**RECORDS SUPPLIED:**
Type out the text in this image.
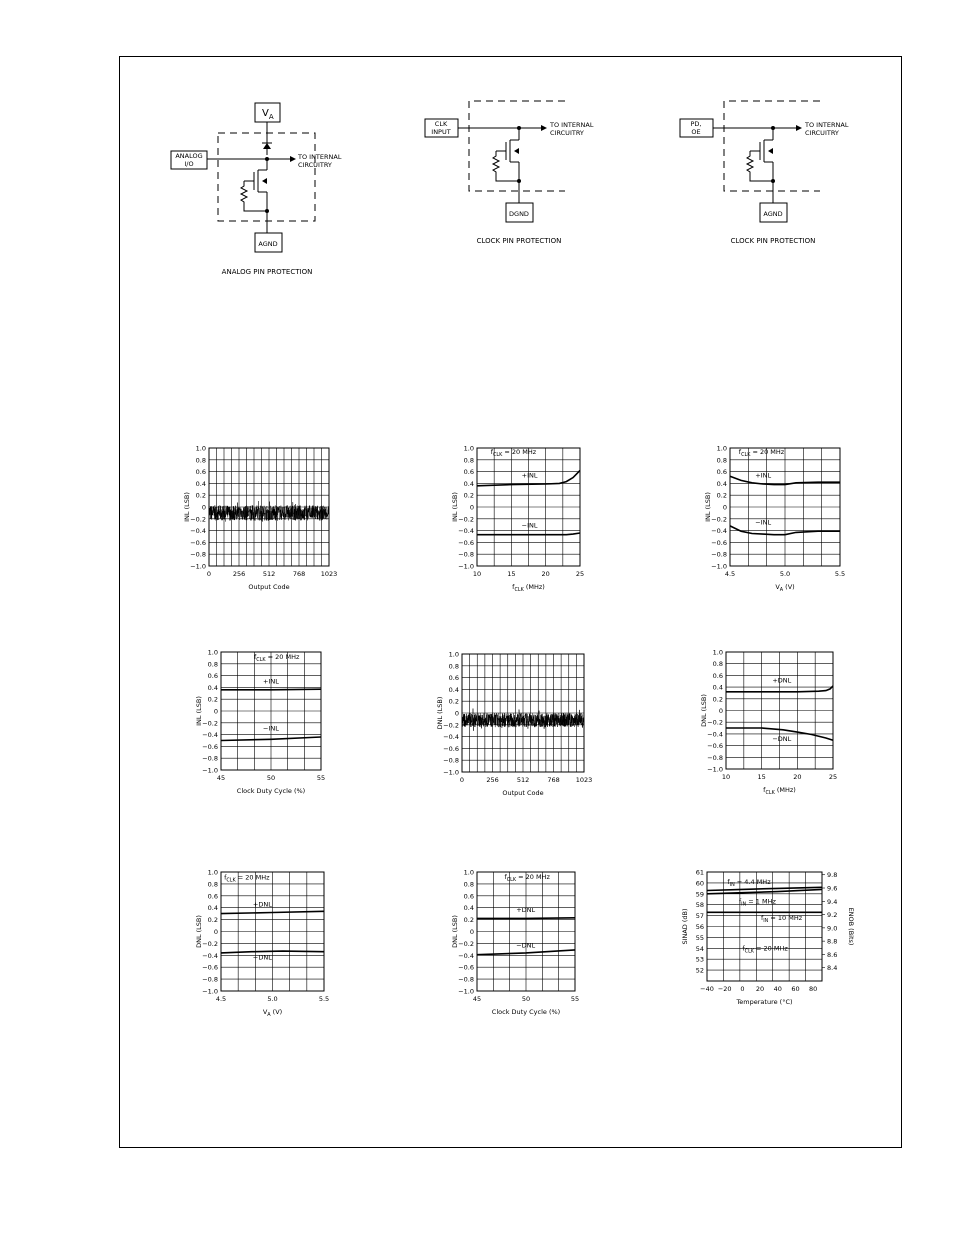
$V_A$
ANALOG
I/O
TO INTERNAL
CIRCUITRY
AGND
ANALOG PIN PROTECTION
CLK
INPUT
TO INTERNAL
CIRCUITRY
DGND
CLOCK PIN PROTECTION
PD,
OE
TO INTERNAL
CIRCUITRY
AGND
CLOCK PIN PROTECTION
1.0
0.8
0.6
0.4
0.2
0
−0.2
−0.4
−0.6
−0.8
−1.0
0	256	512	768 1023
Output Code
INL (LSB)
1.0
0.8
0.6
0.4
0.2
0
−0.2
−0.4
−0.6
−0.8
−1.0
10	15	20	25
$f_{CLK}$ (MHz)
INL (LSB)
$f_{CLK} = 20$ MHz
+INL
−INL
1.0
0.8
0.6
0.4
0.2
0
−0.2
−0.4
−0.6
−0.8
−1.0
4.5	5.0	5.5
$V_A$ (V)
INL (LSB)
$f_{CLK} = 20$ MHz
+INL
−INL
1.0
0.8
0.6
0.4
0.2
0
−0.2
−0.4
−0.6
−0.8
−1.0
45	50	55
Clock Duty Cycle (%)
INL (LSB)
$f_{CLK} = 20$ MHz
+INL
−INL
1.0
0.8
0.6
0.4
0.2
0
−0.2
−0.4
−0.6
−0.8
−1.0
0	256	512	768 1023
Output Code
DNL (LSB)
1.0
0.8
0.6
0.4
0.2
0
−0.2
−0.4
−0.6
−0.8
−1.0
10	15	20	25
$f_{CLK}$ (MHz)
DNL (LSB)
+DNL
−DNL
1.0
0.8
0.6
0.4
0.2
0
−0.2
−0.4
−0.6
−0.8
−1.0
4.5	5.0	5.5
$V_A$ (V)
DNL (LSB)
$f_{CLK} = 20$ MHz
+DNL
−DNL
1.0
0.8
0.6
0.4
0.2
0
−0.2
−0.4
−0.6
−0.8
−1.0
45	50	55
Clock Duty Cycle (%)
DNL (LSB)
$f_{CLK} = 20$ MHz
+DNL
−DNL
61
60
59
58
57
56
55
54
53
52
−40 −20 0 20 40 60 80
Temperature (°C)
SINAD (dB)
9.8
9.6
9.4
9.2
9.0
8.8
8.6
8.4
ENOB (Bits)
$f_{IN} = 4.4$ MHz
$f_{IN} = 1$ MHz
$f_{IN} = 10$ MHz
$f_{CLK} = 20$ MHz
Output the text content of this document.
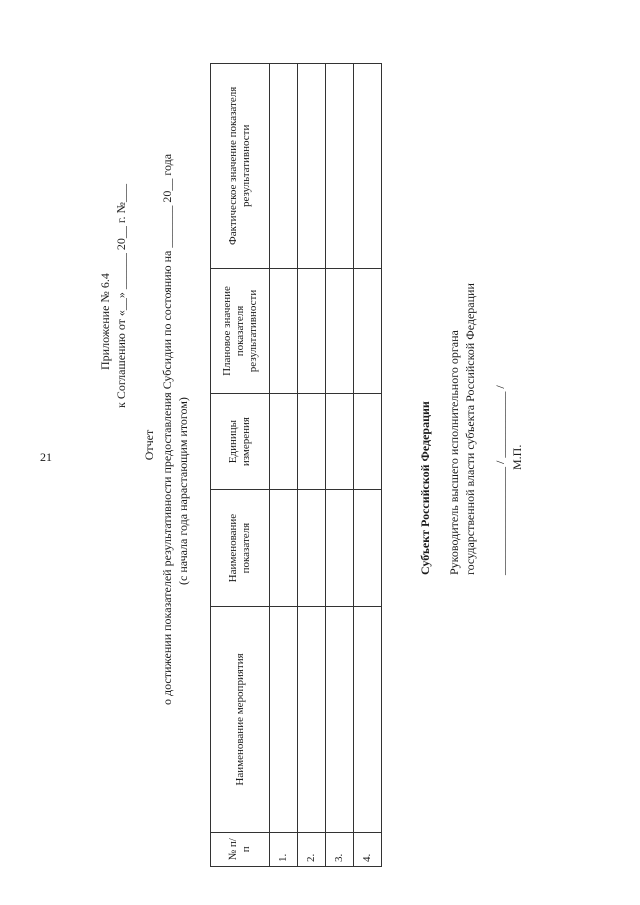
21
Приложение № 6.4 к Соглашению от «__» ______ 20__ г. №___
Отчет о достижении показателей результативности предоставления Субсидии по состоянию на _______ 20__ года (с начала года нарастающим итогом)
№ п/п	Наименование мероприятия	Наименование показателя	Единицы измерения	Плановое значение показателя результативности	Фактическое значение показателя результативности
1.					
2.					
3.					
4.					
Субъект Российской Федерации Руководитель высшего исполнительного органа государственной власти субъекта Российской Федерации __________________ / ___________ / М.П.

**EXERCISE GOAL:**
Set down the complete material exactly, but do not include the images.

**OUTPUT FOR THIS EXERCISE:**
Type out the text in this image.
$V_A$
ANALOG
I/O
TO INTERNAL
CIRCUITRY
AGND
ANALOG PIN PROTECTION
CLK
INPUT
TO INTERNAL
CIRCUITRY
DGND
CLOCK PIN PROTECTION
PD,
OE
TO INTERNAL
CIRCUITRY
AGND
CLOCK PIN PROTECTION
1.0
0.8
0.6
0.4
0.2
0
−0.2
−0.4
−0.6
−0.8
−1.0
0	256	512	768 1023
Output Code
INL (LSB)
1.0
0.8
0.6
0.4
0.2
0
−0.2
−0.4
−0.6
−0.8
−1.0
10	15	20	25
$f_{CLK}$ (MHz)
INL (LSB)
$f_{CLK} = 20$ MHz
+INL
−INL
1.0
0.8
0.6
0.4
0.2
0
−0.2
−0.4
−0.6
−0.8
−1.0
4.5	5.0	5.5
$V_A$ (V)
INL (LSB)
$f_{CLK} = 20$ MHz
+INL
−INL
1.0
0.8
0.6
0.4
0.2
0
−0.2
−0.4
−0.6
−0.8
−1.0
45	50	55
Clock Duty Cycle (%)
INL (LSB)
$f_{CLK} = 20$ MHz
+INL
−INL
1.0
0.8
0.6
0.4
0.2
0
−0.2
−0.4
−0.6
−0.8
−1.0
0	256	512	768 1023
Output Code
DNL (LSB)
1.0
0.8
0.6
0.4
0.2
0
−0.2
−0.4
−0.6
−0.8
−1.0
10	15	20	25
$f_{CLK}$ (MHz)
DNL (LSB)
+DNL
−DNL
1.0
0.8
0.6
0.4
0.2
0
−0.2
−0.4
−0.6
−0.8
−1.0
4.5	5.0	5.5
$V_A$ (V)
DNL (LSB)
$f_{CLK} = 20$ MHz
+DNL
−DNL
1.0
0.8
0.6
0.4
0.2
0
−0.2
−0.4
−0.6
−0.8
−1.0
45	50	55
Clock Duty Cycle (%)
DNL (LSB)
$f_{CLK} = 20$ MHz
+DNL
−DNL
61
60
59
58
57
56
55
54
53
52
−40 −20 0 20 40 60 80
Temperature (°C)
SINAD (dB)
9.8
9.6
9.4
9.2
9.0
8.8
8.6
8.4
ENOB (Bits)
$f_{IN} = 4.4$ MHz
$f_{IN} = 1$ MHz
$f_{IN} = 10$ MHz
$f_{CLK} = 20$ MHz
Output the text content of this document.
21
Приложение № 6.4 к Соглашению от «__» ______ 20__ г. №___
Отчет о достижении показателей результативности предоставления Субсидии по состоянию на _______ 20__ года (с начала года нарастающим итогом)
№ п/п	Наименование мероприятия	Наименование показателя	Единицы измерения	Плановое значение показателя результативности	Фактическое значение показателя результативности
1.					
2.					
3.					
4.					
Субъект Российской Федерации Руководитель высшего исполнительного органа государственной власти субъекта Российской Федерации __________________ / ___________ / М.П.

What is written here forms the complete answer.